• **WHAT YOU SHOULD DO**
Copy the rows from the very first one through the row that contains "console-button[interactable]: Schalter 60", and change "cue-step" to "sequence-step" everywhere in them, keeping everything else the same.

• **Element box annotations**
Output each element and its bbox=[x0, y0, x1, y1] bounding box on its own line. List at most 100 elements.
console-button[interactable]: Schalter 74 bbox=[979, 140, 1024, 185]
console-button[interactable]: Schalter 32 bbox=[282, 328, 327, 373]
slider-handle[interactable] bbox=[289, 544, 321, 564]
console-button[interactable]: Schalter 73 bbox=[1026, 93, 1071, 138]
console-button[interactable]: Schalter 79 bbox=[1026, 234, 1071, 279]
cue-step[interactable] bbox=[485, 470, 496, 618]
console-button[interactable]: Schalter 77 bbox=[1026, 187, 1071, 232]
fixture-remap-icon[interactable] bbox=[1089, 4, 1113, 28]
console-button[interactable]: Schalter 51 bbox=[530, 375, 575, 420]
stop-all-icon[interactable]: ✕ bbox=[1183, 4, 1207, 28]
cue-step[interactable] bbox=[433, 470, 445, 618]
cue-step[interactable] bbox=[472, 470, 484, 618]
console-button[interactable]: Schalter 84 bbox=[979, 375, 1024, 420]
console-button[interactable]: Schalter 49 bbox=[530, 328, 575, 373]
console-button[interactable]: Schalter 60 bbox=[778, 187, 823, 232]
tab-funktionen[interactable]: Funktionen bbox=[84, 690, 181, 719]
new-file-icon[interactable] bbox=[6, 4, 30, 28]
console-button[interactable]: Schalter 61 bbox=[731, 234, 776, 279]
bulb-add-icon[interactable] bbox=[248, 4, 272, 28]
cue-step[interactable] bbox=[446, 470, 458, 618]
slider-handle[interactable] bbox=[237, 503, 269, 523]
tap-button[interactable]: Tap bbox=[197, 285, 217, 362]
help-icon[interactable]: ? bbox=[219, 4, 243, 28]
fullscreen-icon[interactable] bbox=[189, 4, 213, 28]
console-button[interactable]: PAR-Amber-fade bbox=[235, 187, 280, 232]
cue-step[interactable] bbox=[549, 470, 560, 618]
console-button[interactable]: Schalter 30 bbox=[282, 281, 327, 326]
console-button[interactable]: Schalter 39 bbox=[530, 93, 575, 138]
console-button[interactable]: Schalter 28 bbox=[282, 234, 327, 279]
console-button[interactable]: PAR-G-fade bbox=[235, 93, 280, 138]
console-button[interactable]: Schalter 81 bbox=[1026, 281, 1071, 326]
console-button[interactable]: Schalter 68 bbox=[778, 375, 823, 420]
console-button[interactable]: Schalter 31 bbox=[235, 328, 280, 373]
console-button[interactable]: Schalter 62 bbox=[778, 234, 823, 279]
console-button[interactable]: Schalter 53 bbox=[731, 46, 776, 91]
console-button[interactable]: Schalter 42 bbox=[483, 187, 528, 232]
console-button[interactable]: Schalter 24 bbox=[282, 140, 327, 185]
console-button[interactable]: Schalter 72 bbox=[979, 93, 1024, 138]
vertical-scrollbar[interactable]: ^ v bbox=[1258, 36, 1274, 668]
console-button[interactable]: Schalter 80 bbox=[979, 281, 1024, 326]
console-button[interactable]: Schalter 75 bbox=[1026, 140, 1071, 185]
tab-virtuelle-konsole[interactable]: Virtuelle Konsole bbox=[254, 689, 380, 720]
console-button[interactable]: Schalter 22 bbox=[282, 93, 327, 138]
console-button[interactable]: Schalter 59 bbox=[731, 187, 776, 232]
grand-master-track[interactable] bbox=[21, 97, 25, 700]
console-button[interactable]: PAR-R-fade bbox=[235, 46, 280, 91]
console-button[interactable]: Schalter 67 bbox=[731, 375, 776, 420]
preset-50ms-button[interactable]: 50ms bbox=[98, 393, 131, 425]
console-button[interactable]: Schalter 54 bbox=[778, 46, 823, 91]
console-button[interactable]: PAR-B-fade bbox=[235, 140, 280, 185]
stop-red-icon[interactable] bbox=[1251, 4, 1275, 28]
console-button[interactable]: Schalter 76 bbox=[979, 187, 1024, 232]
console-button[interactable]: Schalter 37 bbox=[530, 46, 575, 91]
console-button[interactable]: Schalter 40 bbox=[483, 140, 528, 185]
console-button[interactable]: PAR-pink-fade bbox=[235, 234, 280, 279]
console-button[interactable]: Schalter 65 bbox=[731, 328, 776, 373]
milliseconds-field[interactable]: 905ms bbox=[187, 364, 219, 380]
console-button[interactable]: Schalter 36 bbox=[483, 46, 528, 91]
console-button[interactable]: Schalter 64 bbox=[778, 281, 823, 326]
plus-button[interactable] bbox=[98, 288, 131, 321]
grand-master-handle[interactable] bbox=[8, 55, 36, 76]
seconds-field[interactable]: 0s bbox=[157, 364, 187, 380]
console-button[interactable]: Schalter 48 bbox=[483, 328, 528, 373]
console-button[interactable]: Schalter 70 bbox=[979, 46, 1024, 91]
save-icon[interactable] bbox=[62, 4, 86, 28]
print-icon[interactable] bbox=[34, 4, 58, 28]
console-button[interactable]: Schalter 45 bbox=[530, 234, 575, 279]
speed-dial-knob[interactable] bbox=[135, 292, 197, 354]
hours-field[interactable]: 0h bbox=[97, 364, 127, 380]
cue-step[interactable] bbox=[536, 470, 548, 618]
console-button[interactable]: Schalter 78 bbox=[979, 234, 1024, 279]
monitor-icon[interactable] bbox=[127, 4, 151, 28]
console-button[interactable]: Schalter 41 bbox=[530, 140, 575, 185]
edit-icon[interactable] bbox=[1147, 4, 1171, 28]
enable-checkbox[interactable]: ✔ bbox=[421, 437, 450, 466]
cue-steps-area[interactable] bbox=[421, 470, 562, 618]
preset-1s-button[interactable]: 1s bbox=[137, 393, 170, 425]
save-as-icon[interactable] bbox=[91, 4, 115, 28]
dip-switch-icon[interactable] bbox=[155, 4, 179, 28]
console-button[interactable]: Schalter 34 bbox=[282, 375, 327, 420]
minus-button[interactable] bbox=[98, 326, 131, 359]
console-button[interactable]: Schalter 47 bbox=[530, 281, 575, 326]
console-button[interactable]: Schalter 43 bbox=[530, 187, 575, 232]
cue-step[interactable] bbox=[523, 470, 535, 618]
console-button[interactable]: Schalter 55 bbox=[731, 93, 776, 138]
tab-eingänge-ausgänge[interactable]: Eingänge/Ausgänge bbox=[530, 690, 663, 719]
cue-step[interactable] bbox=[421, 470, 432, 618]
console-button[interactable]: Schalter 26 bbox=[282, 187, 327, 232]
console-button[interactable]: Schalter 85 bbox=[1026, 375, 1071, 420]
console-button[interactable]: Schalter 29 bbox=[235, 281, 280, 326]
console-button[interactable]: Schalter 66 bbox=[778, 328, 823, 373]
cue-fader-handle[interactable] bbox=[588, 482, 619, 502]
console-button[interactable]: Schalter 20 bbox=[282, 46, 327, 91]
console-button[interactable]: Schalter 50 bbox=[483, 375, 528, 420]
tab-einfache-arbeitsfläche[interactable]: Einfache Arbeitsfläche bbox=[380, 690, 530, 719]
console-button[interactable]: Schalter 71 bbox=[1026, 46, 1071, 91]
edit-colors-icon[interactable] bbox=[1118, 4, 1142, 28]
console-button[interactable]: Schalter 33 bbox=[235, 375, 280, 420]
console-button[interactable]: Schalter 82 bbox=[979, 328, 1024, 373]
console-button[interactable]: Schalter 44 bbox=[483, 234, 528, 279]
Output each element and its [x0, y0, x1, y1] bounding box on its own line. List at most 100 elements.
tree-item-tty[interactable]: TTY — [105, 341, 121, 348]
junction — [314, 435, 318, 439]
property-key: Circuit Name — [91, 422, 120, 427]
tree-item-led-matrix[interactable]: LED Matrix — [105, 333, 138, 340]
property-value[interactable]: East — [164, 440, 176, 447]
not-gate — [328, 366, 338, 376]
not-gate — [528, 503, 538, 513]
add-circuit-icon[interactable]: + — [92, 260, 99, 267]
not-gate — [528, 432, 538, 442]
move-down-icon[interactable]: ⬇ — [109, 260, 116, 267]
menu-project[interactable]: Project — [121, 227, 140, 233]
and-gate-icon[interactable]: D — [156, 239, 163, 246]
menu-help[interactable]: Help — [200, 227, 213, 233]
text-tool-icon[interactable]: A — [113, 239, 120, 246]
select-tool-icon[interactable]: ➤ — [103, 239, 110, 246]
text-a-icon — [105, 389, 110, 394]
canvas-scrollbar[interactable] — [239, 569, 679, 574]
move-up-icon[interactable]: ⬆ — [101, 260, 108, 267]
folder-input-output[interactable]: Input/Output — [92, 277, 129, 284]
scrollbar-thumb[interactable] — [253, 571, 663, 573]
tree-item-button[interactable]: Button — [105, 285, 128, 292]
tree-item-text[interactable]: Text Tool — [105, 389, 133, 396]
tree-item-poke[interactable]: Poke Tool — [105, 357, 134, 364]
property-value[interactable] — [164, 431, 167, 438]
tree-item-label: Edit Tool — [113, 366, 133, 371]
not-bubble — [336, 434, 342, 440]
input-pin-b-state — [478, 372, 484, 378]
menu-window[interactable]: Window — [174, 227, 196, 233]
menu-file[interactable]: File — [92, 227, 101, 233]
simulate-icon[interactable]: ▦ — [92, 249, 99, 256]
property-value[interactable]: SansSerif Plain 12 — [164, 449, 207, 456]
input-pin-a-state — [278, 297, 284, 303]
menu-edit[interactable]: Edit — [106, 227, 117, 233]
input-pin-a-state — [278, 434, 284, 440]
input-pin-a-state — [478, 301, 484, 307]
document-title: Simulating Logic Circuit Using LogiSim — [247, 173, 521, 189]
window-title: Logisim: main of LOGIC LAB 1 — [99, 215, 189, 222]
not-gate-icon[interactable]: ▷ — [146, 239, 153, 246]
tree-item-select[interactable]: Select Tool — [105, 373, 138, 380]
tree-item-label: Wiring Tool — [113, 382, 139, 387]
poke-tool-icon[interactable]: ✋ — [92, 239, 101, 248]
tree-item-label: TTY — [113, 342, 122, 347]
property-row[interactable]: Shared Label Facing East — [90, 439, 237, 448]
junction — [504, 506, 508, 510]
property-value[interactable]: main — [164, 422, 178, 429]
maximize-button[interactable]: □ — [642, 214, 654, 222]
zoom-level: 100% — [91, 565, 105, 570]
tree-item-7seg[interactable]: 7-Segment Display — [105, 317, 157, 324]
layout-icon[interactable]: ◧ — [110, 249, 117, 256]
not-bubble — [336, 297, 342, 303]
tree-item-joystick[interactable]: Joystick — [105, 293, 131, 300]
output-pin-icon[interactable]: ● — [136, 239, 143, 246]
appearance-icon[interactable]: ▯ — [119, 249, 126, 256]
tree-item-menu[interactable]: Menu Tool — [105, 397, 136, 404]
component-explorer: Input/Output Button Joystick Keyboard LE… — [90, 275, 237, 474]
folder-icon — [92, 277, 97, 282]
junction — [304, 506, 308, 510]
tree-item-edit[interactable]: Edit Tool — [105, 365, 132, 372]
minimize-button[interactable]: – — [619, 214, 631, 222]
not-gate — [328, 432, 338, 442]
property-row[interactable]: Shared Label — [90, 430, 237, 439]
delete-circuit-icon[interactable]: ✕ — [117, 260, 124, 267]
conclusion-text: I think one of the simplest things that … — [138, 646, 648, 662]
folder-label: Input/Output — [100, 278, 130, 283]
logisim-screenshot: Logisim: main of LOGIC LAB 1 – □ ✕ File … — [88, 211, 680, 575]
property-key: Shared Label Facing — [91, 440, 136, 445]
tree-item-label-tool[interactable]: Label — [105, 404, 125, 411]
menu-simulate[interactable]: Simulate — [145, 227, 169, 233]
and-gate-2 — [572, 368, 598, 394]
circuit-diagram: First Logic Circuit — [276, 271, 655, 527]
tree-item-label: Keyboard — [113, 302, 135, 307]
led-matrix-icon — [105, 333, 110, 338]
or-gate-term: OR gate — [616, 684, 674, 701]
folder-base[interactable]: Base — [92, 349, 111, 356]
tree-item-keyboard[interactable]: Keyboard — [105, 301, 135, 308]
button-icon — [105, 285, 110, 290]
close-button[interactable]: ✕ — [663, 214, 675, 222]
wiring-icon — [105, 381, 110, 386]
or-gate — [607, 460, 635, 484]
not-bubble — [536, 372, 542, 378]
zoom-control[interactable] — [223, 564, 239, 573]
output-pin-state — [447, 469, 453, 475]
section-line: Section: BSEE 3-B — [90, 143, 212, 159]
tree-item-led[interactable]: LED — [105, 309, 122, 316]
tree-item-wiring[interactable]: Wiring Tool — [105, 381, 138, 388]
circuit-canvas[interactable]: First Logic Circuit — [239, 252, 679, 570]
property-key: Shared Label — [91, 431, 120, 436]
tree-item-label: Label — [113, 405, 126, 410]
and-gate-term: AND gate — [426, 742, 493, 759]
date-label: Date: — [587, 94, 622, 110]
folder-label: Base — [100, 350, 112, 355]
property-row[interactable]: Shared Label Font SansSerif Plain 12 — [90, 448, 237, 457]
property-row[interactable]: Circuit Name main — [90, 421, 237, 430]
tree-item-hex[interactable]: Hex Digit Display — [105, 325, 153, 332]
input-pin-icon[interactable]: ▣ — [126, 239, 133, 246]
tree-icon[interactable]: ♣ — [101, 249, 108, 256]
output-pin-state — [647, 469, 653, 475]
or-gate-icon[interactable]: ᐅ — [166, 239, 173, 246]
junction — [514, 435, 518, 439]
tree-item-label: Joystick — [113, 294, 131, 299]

• **EXERCISE SOLUTION**
Output each element and its bbox=[x0, y0, x1, y1] bounding box on its own line. List at most 100 elements.
console-button[interactable]: Schalter 74 bbox=[979, 140, 1024, 185]
console-button[interactable]: Schalter 32 bbox=[282, 328, 327, 373]
slider-handle[interactable] bbox=[289, 544, 321, 564]
console-button[interactable]: Schalter 73 bbox=[1026, 93, 1071, 138]
console-button[interactable]: Schalter 79 bbox=[1026, 234, 1071, 279]
sequence-step[interactable] bbox=[485, 470, 496, 618]
console-button[interactable]: Schalter 77 bbox=[1026, 187, 1071, 232]
fixture-remap-icon[interactable] bbox=[1089, 4, 1113, 28]
console-button[interactable]: Schalter 51 bbox=[530, 375, 575, 420]
stop-all-icon[interactable]: ✕ bbox=[1183, 4, 1207, 28]
sequence-step[interactable] bbox=[433, 470, 445, 618]
sequence-step[interactable] bbox=[472, 470, 484, 618]
console-button[interactable]: Schalter 84 bbox=[979, 375, 1024, 420]
console-button[interactable]: Schalter 49 bbox=[530, 328, 575, 373]
console-button[interactable]: Schalter 60 bbox=[778, 187, 823, 232]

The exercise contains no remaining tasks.